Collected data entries
▬▬▬▬▬▬▬▬▬▬
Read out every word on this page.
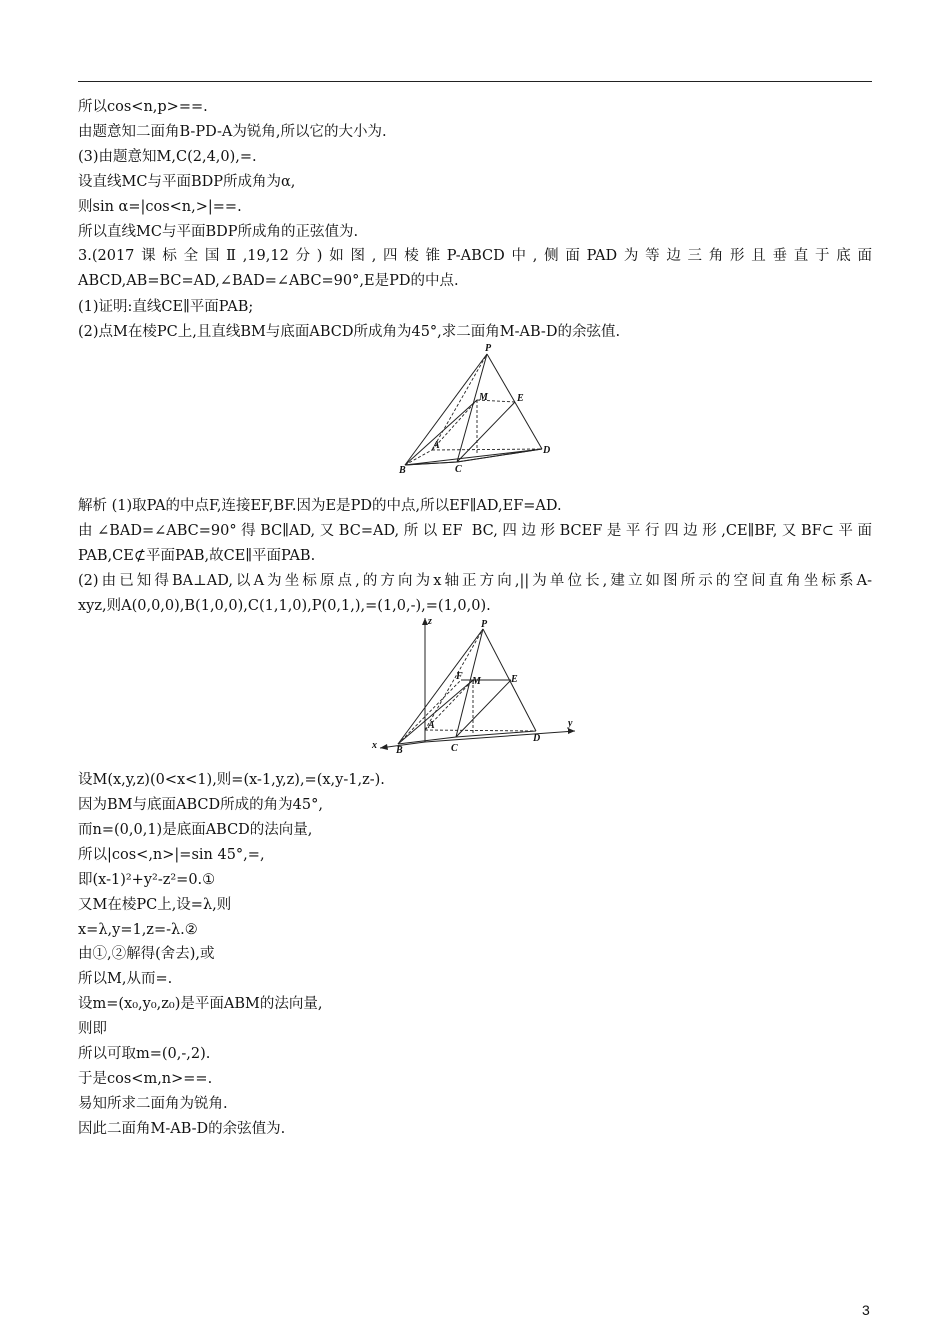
所以cos<n,p>==.
由题意知二面角B-PD-A为锐角,所以它的大小为.
(3)由题意知M,C(2,4,0),=.
设直线MC与平面BDP所成角为α,
则sin α=|cos<n,>|==.
所以直线MC与平面BDP所成角的正弦值为.
3.(2017课标全国Ⅱ,19,12分)如图,四棱锥P-ABCD中,侧面PAD为等边三角形且垂直于底面
ABCD,AB=BC=AD,∠BAD=∠ABC=90°,E是PD的中点.
(1)证明:直线CE∥平面PAB;
(2)点M在棱PC上,且直线BM与底面ABCD所成角为45°,求二面角M-AB-D的余弦值.
P
M	E
A
B	C
D
解析 (1)取PA的中点F,连接EF,BF.因为E是PD的中点,所以EF∥AD,EF=AD.
由∠BAD=∠ABC=90°得BC∥AD,又BC=AD,所以EF BC,四边形BCEF是平行四边形,CE∥BF,又BF⊂平面
PAB,CE⊄平面PAB,故CE∥平面PAB.
(2)由已知得BA⊥AD,以A为坐标原点,的方向为x轴正方向,||为单位长,建立如图所示的空间直角坐标系A-
xyz,则A(0,0,0),B(1,0,0),C(1,1,0),P(0,1,),=(1,0,-),=(1,0,0).
z	P
F M	E
A	y
x B	C
D
设M(x,y,z)(0<x<1),则=(x-1,y,z),=(x,y-1,z-).
因为BM与底面ABCD所成的角为45°,
而n=(0,0,1)是底面ABCD的法向量,
所以|cos<,n>|=sin 45°,=,
即(x-1)²+y²-z²=0.①
又M在棱PC上,设=λ,则
x=λ,y=1,z=-λ.②
由①,②解得(舍去),或
所以M,从而=.
设m=(x₀,y₀,z₀)是平面ABM的法向量,
则即
所以可取m=(0,-,2).
于是cos<m,n>==.
易知所求二面角为锐角.
因此二面角M-AB-D的余弦值为.
3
▬▬▬▬▬▬▬▬▬▬
— Work instructions —
Return a copy of every line that includes the word "平面PAB".

— Result of this task —
(1)证明:直线CE∥平面PAB;
PAB,CE⊄平面PAB,故CE∥平面PAB.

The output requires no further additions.